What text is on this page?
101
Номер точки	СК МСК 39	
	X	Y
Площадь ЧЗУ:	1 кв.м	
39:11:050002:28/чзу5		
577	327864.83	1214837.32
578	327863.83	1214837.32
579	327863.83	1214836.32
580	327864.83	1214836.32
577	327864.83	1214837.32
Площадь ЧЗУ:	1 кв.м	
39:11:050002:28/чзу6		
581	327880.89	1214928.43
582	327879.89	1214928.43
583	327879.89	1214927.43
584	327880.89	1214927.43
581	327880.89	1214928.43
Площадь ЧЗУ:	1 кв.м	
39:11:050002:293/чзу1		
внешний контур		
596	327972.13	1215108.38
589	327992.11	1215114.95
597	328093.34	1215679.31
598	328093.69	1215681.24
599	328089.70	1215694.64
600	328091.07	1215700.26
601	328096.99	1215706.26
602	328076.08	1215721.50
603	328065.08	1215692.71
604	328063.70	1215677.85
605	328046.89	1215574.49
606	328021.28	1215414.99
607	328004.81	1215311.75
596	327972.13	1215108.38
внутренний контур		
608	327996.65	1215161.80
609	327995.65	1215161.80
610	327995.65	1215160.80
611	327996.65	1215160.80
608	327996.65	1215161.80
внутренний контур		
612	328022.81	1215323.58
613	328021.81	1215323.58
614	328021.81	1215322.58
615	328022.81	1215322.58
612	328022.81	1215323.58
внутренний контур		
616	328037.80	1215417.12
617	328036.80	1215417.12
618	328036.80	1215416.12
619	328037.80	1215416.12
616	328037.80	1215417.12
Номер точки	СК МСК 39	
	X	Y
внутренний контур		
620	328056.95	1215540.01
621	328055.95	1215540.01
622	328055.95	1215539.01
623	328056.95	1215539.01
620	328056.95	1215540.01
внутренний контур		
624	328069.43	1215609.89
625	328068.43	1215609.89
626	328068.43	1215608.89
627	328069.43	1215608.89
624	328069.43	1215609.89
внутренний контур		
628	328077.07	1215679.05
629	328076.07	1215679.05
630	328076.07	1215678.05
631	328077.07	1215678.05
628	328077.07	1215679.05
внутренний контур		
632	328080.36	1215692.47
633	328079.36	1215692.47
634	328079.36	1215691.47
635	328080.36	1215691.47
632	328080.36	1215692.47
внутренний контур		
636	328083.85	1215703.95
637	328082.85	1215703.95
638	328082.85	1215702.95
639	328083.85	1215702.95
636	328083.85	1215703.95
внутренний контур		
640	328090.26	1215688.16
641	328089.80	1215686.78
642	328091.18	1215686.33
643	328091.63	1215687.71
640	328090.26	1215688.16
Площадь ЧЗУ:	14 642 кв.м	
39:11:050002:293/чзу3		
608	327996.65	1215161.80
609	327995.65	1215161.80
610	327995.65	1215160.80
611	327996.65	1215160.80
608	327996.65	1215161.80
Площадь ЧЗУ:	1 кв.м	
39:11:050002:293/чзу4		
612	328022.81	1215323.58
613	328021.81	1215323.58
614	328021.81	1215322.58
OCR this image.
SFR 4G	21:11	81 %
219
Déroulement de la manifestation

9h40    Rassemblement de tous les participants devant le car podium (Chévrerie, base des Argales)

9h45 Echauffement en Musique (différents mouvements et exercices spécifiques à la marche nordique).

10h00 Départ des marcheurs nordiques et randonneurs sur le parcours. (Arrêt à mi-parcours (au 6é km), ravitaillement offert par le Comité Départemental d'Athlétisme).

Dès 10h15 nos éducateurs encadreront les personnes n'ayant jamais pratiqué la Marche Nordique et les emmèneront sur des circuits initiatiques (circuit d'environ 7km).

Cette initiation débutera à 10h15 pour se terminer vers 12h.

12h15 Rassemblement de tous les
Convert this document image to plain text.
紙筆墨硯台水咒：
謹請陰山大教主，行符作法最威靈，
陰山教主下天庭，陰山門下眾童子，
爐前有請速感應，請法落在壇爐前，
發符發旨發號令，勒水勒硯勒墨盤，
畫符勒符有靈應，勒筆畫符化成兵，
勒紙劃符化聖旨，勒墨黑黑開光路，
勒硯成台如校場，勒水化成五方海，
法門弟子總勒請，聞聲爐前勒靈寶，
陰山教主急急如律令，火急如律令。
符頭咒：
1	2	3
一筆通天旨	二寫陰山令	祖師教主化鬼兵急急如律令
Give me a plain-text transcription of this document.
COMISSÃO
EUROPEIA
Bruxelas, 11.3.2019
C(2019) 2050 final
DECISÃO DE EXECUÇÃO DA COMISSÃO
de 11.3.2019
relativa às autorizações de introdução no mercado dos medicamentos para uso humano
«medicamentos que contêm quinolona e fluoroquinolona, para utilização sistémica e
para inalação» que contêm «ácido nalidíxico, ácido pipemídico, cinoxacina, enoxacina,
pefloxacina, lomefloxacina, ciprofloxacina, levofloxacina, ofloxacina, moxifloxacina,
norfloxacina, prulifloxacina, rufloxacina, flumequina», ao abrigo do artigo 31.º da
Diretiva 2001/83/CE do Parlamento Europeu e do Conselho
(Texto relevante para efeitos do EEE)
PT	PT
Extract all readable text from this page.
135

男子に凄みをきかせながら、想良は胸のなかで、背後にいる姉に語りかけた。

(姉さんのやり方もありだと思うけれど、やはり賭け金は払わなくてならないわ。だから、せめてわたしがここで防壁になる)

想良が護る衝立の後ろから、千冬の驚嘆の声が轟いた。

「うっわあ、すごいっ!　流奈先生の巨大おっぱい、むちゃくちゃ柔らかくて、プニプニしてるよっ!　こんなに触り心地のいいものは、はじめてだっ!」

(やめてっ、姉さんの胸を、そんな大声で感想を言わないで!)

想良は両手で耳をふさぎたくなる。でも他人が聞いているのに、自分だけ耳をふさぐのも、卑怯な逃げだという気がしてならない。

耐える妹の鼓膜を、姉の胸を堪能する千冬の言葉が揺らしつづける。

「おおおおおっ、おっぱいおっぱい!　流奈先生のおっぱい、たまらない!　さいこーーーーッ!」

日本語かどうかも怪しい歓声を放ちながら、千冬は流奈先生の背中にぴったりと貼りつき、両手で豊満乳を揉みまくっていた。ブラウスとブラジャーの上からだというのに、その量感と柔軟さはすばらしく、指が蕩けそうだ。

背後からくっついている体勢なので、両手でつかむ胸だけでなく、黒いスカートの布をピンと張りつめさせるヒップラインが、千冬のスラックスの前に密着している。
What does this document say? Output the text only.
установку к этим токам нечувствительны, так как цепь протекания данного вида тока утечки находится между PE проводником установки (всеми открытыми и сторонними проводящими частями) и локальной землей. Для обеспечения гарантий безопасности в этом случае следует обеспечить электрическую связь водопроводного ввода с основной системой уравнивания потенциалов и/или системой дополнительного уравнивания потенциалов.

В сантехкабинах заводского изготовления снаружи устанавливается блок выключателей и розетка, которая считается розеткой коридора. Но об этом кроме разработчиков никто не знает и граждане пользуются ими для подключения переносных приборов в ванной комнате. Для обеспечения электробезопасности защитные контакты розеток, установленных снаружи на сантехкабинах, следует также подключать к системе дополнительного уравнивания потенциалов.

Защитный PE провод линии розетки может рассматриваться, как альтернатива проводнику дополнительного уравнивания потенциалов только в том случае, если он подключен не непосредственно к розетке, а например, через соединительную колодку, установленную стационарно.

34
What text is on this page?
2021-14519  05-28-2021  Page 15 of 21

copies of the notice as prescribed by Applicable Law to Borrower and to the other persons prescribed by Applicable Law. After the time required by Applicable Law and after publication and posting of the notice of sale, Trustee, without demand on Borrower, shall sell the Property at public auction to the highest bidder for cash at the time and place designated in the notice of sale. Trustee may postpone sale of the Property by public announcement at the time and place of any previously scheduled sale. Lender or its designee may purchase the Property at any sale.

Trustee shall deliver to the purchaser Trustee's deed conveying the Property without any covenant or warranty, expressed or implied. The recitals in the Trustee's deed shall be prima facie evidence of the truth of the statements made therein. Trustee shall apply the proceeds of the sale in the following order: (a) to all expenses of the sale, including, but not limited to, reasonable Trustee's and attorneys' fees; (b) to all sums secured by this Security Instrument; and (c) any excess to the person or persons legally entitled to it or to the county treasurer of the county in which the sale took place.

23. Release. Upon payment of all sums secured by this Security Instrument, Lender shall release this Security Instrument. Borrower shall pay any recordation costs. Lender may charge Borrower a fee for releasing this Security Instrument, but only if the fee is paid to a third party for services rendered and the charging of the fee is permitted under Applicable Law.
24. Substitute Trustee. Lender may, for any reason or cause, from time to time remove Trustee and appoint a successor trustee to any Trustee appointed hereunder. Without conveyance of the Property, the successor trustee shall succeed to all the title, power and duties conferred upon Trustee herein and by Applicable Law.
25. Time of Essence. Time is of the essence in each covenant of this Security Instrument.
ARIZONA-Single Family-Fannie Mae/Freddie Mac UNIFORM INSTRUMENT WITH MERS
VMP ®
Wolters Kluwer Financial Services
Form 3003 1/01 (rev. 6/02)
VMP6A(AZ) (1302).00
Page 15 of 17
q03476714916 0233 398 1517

THE TASK: Pull out each line of the entries that contains "следует".

RESULT:
установку к этим токам нечувствительны, так как цепь протекания данного вида тока утечки находится между PE проводником установки (всеми открытыми и сторонними проводящими частями) и локальной землей. Для обеспечения гарантий безопасности в этом случае следует обеспечить электрическую связь водопроводного ввода с основной системой уравнивания потенциалов и/или системой дополнительного уравнивания потенциалов.
В сантехкабинах заводского изготовления снаружи устанавливается блок выключателей и розетка, которая считается розеткой коридора. Но об этом кроме разработчиков никто не знает и граждане пользуются ими для подключения переносных приборов в ванной комнате. Для обеспечения электробезопасности защитные контакты розеток, установленных снаружи на сантехкабинах, следует также подключать к системе дополнительного уравнивания потенциалов.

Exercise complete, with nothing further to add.